=== Objective ===
Go through the listing and pick out each line with the word "Плеханова" in it.

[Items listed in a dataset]
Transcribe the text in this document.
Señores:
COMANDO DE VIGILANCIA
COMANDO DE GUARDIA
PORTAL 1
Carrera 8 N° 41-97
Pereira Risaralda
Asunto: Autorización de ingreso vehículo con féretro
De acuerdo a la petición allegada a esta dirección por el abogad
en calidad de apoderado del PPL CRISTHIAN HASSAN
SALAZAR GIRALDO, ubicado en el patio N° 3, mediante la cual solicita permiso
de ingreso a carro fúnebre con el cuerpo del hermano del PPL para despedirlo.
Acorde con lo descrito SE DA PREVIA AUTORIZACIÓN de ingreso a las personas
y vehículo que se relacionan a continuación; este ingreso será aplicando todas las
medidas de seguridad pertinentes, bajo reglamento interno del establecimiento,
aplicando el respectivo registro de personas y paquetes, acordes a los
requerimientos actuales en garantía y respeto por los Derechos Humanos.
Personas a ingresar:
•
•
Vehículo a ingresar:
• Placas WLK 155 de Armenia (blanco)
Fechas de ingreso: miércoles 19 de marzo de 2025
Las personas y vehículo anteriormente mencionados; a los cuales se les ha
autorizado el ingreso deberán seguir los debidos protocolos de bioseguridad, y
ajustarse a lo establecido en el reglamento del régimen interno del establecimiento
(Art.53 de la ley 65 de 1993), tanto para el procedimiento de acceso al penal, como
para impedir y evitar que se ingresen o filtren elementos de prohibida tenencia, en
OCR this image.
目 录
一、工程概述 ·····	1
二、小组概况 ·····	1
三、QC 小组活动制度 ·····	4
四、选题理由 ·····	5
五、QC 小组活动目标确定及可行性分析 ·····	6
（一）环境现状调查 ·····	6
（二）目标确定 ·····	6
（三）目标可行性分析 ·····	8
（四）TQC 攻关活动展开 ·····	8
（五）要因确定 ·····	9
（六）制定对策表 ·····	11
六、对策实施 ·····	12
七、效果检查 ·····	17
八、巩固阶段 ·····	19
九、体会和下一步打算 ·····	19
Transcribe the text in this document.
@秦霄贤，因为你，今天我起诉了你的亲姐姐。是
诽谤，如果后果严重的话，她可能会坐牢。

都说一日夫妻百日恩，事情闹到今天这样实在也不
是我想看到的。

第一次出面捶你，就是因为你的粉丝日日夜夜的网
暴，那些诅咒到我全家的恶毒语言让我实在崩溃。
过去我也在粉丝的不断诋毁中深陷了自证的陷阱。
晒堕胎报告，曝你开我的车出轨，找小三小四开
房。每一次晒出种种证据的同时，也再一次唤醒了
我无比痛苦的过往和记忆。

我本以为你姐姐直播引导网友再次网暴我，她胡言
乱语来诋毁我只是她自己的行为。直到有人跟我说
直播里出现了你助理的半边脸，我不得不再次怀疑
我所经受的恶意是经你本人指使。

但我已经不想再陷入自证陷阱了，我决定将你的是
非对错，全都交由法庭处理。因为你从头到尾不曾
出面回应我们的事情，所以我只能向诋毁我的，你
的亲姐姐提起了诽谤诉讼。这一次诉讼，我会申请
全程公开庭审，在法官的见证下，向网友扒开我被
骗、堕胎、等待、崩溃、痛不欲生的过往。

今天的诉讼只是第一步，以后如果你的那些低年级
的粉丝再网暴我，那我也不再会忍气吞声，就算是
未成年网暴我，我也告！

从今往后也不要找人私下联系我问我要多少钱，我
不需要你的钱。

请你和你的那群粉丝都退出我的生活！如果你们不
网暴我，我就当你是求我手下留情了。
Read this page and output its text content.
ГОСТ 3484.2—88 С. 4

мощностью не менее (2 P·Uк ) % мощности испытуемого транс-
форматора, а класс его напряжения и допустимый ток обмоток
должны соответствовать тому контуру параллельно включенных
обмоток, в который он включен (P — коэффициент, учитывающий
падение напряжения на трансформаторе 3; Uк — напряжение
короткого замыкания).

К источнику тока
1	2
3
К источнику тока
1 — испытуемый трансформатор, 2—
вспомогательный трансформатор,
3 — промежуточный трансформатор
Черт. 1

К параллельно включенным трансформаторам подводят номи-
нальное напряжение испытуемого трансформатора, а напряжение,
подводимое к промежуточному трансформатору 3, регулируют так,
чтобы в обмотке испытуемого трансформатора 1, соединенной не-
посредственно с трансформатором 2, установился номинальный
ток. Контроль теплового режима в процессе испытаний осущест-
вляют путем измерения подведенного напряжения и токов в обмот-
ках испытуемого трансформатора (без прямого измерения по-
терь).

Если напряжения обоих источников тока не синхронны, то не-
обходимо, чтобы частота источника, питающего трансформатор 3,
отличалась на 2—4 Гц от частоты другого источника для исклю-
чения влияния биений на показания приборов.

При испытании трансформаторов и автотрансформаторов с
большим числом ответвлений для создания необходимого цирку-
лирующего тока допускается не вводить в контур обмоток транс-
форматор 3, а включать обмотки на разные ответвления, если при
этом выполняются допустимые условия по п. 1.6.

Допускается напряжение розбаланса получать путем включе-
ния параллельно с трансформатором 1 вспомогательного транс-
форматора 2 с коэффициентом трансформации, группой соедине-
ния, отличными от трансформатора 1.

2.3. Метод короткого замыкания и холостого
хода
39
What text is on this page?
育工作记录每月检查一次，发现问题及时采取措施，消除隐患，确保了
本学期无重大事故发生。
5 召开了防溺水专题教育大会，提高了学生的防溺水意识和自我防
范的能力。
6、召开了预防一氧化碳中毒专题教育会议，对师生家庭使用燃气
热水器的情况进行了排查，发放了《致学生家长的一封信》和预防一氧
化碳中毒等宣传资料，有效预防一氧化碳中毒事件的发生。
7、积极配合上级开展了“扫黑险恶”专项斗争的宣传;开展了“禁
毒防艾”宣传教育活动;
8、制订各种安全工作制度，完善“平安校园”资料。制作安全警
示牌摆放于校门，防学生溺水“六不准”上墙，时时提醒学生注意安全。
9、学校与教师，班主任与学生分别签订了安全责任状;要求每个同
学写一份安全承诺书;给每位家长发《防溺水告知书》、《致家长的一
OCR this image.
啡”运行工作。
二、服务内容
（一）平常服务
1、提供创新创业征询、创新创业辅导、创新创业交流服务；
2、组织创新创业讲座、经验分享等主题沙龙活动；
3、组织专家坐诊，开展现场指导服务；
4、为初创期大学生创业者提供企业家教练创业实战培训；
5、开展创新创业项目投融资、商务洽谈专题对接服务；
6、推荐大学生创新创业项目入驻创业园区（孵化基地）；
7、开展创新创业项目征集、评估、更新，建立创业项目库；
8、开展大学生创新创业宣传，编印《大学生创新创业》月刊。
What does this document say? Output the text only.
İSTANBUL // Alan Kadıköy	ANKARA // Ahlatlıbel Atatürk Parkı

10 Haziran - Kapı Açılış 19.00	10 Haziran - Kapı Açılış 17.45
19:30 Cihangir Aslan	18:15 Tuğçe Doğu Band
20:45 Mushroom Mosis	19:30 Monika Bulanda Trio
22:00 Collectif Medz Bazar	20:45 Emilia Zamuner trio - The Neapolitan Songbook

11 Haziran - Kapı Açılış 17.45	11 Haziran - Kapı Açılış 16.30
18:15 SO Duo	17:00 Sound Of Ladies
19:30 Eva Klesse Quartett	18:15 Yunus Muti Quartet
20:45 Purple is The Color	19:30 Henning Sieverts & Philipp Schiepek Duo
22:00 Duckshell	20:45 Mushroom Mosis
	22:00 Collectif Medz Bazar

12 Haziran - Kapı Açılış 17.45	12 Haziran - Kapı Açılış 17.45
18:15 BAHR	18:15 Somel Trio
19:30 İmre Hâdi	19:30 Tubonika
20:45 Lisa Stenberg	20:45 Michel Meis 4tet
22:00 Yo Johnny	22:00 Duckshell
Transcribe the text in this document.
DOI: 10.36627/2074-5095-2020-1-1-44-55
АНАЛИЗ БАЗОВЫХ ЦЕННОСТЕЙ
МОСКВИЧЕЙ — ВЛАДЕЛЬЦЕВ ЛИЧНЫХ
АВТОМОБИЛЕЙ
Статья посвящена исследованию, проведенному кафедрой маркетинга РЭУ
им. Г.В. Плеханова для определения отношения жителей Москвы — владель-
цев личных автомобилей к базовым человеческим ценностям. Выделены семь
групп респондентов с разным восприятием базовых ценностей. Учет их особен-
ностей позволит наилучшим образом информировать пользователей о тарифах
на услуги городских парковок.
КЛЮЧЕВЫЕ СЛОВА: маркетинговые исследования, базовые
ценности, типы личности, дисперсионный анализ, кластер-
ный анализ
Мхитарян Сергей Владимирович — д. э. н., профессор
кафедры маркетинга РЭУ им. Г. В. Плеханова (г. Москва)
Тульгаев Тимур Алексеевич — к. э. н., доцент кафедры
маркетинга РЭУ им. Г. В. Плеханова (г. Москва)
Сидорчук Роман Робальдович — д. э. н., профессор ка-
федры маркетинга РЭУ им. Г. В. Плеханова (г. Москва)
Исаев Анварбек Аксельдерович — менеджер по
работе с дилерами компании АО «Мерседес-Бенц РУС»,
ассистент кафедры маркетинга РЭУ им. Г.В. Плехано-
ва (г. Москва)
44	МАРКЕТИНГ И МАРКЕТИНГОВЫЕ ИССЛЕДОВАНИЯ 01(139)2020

=== Output of the exercise ===
им. Г.В. Плеханова для определения отношения жителей Москвы — владель-
кафедры маркетинга РЭУ им. Г. В. Плеханова (г. Москва)
маркетинга РЭУ им. Г. В. Плеханова (г. Москва)
федры маркетинга РЭУ им. Г. В. Плеханова (г. Москва)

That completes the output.